ENTRIES SUPPLIED:

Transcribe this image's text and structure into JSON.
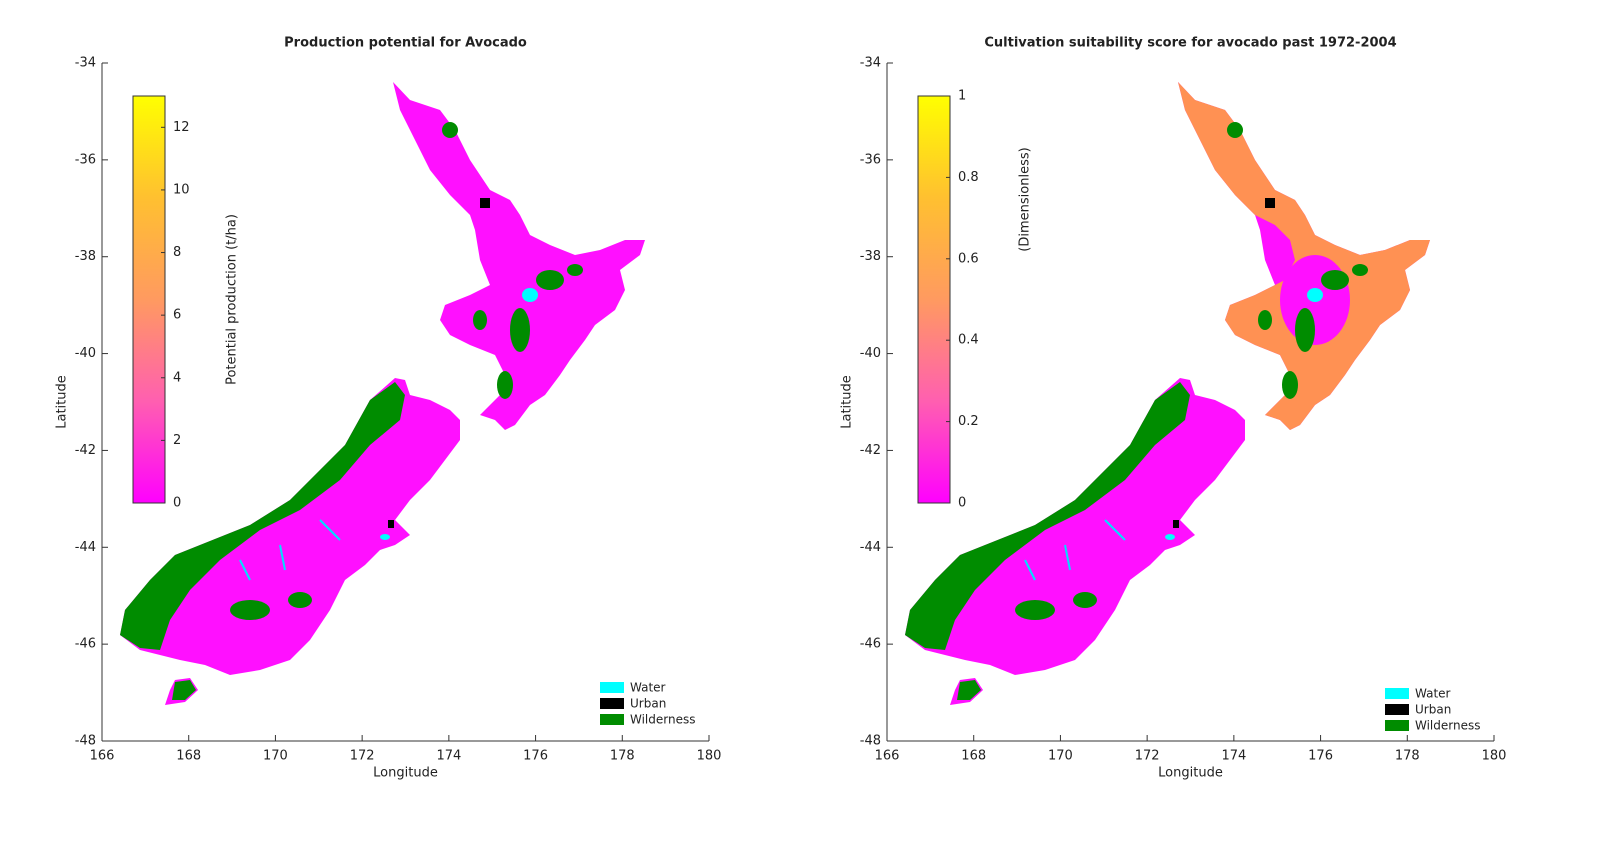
{
  "chart_data": [
    {
      "type": "map",
      "title": "Production potential for Avocado",
      "xlabel": "Longitude",
      "ylabel": "Latitude",
      "xlim": [
        166,
        180
      ],
      "ylim": [
        -48,
        -34
      ],
      "xticks": [
        166,
        168,
        170,
        172,
        174,
        176,
        178,
        180
      ],
      "yticks": [
        -48,
        -46,
        -44,
        -42,
        -40,
        -38,
        -36,
        -34
      ],
      "colorbar": {
        "label": "Potential production (t/ha)",
        "lim": [
          0,
          13
        ],
        "ticks": [
          0,
          2,
          4,
          6,
          8,
          10,
          12
        ],
        "colormap": [
          "#ff00ff",
          "#ff5fb0",
          "#ff9a60",
          "#ffc030",
          "#ffff00"
        ]
      },
      "legend": [
        {
          "name": "Water",
          "color": "#00ffff"
        },
        {
          "name": "Urban",
          "color": "#000000"
        },
        {
          "name": "Wilderness",
          "color": "#008c00"
        }
      ]
    },
    {
      "type": "map",
      "title": "Cultivation suitability score for avocado past 1972-2004",
      "xlabel": "Longitude",
      "ylabel": "Latitude",
      "xlim": [
        166,
        180
      ],
      "ylim": [
        -48,
        -34
      ],
      "xticks": [
        166,
        168,
        170,
        172,
        174,
        176,
        178,
        180
      ],
      "yticks": [
        -48,
        -46,
        -44,
        -42,
        -40,
        -38,
        -36,
        -34
      ],
      "colorbar": {
        "label": "(Dimensionless)",
        "lim": [
          0,
          1
        ],
        "ticks": [
          0,
          0.2,
          0.4,
          0.6,
          0.8,
          1
        ],
        "colormap": [
          "#ff00ff",
          "#ff5fb0",
          "#ff9a60",
          "#ffc030",
          "#ffff00"
        ]
      },
      "legend": [
        {
          "name": "Water",
          "color": "#00ffff"
        },
        {
          "name": "Urban",
          "color": "#000000"
        },
        {
          "name": "Wilderness",
          "color": "#008c00"
        }
      ]
    }
  ]
}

OBJECTIVE:
Transcribe all of the material exactly, leaving out whatever pictures it contains.

REPLY:
Transcribe this image's text and structure into JSON.
{
  "chart_data": [
    {
      "type": "map",
      "title": "Production potential for Avocado",
      "xlabel": "Longitude",
      "ylabel": "Latitude",
      "xlim": [
        166,
        180
      ],
      "ylim": [
        -48,
        -34
      ],
      "xticks": [
        166,
        168,
        170,
        172,
        174,
        176,
        178,
        180
      ],
      "yticks": [
        -48,
        -46,
        -44,
        -42,
        -40,
        -38,
        -36,
        -34
      ],
      "colorbar": {
        "label": "Potential production (t/ha)",
        "lim": [
          0,
          13
        ],
        "ticks": [
          0,
          2,
          4,
          6,
          8,
          10,
          12
        ],
        "colormap": [
          "#ff00ff",
          "#ff5fb0",
          "#ff9a60",
          "#ffc030",
          "#ffff00"
        ]
      },
      "legend": [
        {
          "name": "Water",
          "color": "#00ffff"
        },
        {
          "name": "Urban",
          "color": "#000000"
        },
        {
          "name": "Wilderness",
          "color": "#008c00"
        }
      ]
    },
    {
      "type": "map",
      "title": "Cultivation suitability score for avocado past 1972-2004",
      "xlabel": "Longitude",
      "ylabel": "Latitude",
      "xlim": [
        166,
        180
      ],
      "ylim": [
        -48,
        -34
      ],
      "xticks": [
        166,
        168,
        170,
        172,
        174,
        176,
        178,
        180
      ],
      "yticks": [
        -48,
        -46,
        -44,
        -42,
        -40,
        -38,
        -36,
        -34
      ],
      "colorbar": {
        "label": "(Dimensionless)",
        "lim": [
          0,
          1
        ],
        "ticks": [
          0,
          0.2,
          0.4,
          0.6,
          0.8,
          1
        ],
        "colormap": [
          "#ff00ff",
          "#ff5fb0",
          "#ff9a60",
          "#ffc030",
          "#ffff00"
        ]
      },
      "legend": [
        {
          "name": "Water",
          "color": "#00ffff"
        },
        {
          "name": "Urban",
          "color": "#000000"
        },
        {
          "name": "Wilderness",
          "color": "#008c00"
        }
      ]
    }
  ]
}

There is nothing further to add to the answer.